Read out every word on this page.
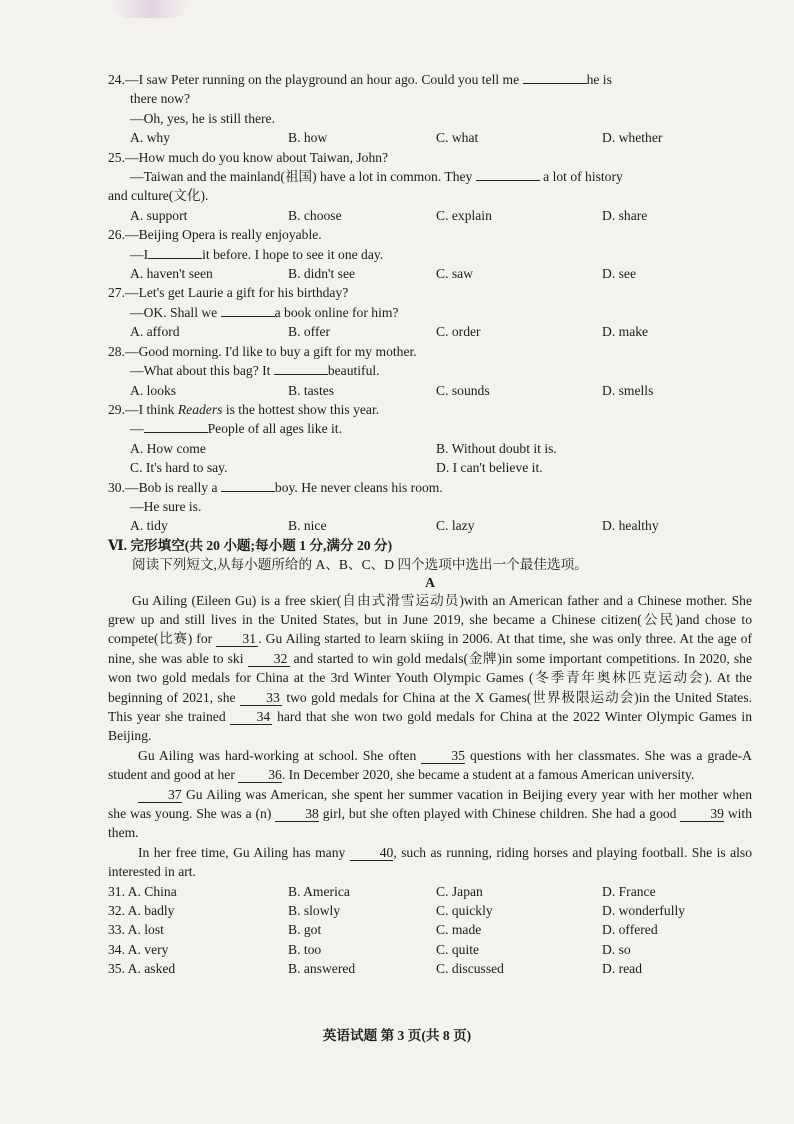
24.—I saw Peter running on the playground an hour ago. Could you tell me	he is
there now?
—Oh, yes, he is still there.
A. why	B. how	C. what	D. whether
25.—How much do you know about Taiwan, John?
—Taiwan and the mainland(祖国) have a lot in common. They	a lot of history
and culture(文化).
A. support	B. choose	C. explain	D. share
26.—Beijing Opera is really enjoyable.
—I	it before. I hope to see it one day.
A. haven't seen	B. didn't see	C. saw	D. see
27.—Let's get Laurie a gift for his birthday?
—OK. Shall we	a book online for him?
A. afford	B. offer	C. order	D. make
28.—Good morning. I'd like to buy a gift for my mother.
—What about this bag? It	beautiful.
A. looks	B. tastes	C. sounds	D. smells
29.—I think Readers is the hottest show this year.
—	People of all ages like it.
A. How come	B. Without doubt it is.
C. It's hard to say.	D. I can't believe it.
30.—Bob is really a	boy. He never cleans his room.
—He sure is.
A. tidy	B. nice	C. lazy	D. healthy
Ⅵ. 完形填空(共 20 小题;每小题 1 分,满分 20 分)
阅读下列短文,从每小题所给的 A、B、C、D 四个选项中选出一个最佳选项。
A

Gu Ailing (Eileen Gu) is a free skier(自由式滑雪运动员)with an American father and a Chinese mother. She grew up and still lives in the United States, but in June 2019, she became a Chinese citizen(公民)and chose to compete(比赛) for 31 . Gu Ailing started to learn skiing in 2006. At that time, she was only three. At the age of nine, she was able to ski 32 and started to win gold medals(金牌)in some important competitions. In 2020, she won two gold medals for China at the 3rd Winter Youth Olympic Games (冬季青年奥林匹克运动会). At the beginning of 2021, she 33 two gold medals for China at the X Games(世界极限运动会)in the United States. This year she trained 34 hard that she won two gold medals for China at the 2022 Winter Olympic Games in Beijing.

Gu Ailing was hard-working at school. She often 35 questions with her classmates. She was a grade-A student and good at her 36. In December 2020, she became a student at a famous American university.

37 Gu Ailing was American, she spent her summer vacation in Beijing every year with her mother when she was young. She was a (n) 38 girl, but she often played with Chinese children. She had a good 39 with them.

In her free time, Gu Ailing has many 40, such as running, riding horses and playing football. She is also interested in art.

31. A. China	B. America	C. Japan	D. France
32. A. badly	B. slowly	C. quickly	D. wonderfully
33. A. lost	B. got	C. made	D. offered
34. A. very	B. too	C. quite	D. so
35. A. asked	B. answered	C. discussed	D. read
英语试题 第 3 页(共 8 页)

+++

TASK TO COMPLETE —
Go through the material above and print all of it exactly, except the pictures.

COMPLETED EXERCISE —
Read out every word on this page.
24.—I saw Peter running on the playground an hour ago. Could you tell me	he is
there now?
—Oh, yes, he is still there.
A. why	B. how	C. what	D. whether
25.—How much do you know about Taiwan, John?
—Taiwan and the mainland(祖国) have a lot in common. They	a lot of history
and culture(文化).
A. support	B. choose	C. explain	D. share
26.—Beijing Opera is really enjoyable.
—I	it before. I hope to see it one day.
A. haven't seen	B. didn't see	C. saw	D. see
27.—Let's get Laurie a gift for his birthday?
—OK. Shall we	a book online for him?
A. afford	B. offer	C. order	D. make
28.—Good morning. I'd like to buy a gift for my mother.
—What about this bag? It	beautiful.
A. looks	B. tastes	C. sounds	D. smells
29.—I think Readers is the hottest show this year.
—	People of all ages like it.
A. How come	B. Without doubt it is.
C. It's hard to say.	D. I can't believe it.
30.—Bob is really a	boy. He never cleans his room.
—He sure is.
A. tidy	B. nice	C. lazy	D. healthy
Ⅵ. 完形填空(共 20 小题;每小题 1 分,满分 20 分)
阅读下列短文,从每小题所给的 A、B、C、D 四个选项中选出一个最佳选项。
A

Gu Ailing (Eileen Gu) is a free skier(自由式滑雪运动员)with an American father and a Chinese mother. She grew up and still lives in the United States, but in June 2019, she became a Chinese citizen(公民)and chose to compete(比赛) for 31 . Gu Ailing started to learn skiing in 2006. At that time, she was only three. At the age of nine, she was able to ski 32 and started to win gold medals(金牌)in some important competitions. In 2020, she won two gold medals for China at the 3rd Winter Youth Olympic Games (冬季青年奥林匹克运动会). At the beginning of 2021, she 33 two gold medals for China at the X Games(世界极限运动会)in the United States. This year she trained 34 hard that she won two gold medals for China at the 2022 Winter Olympic Games in Beijing.

Gu Ailing was hard-working at school. She often 35 questions with her classmates. She was a grade-A student and good at her 36. In December 2020, she became a student at a famous American university.

37 Gu Ailing was American, she spent her summer vacation in Beijing every year with her mother when she was young. She was a (n) 38 girl, but she often played with Chinese children. She had a good 39 with them.

In her free time, Gu Ailing has many 40, such as running, riding horses and playing football. She is also interested in art.

31. A. China	B. America	C. Japan	D. France
32. A. badly	B. slowly	C. quickly	D. wonderfully
33. A. lost	B. got	C. made	D. offered
34. A. very	B. too	C. quite	D. so
35. A. asked	B. answered	C. discussed	D. read
英语试题 第 3 页(共 8 页)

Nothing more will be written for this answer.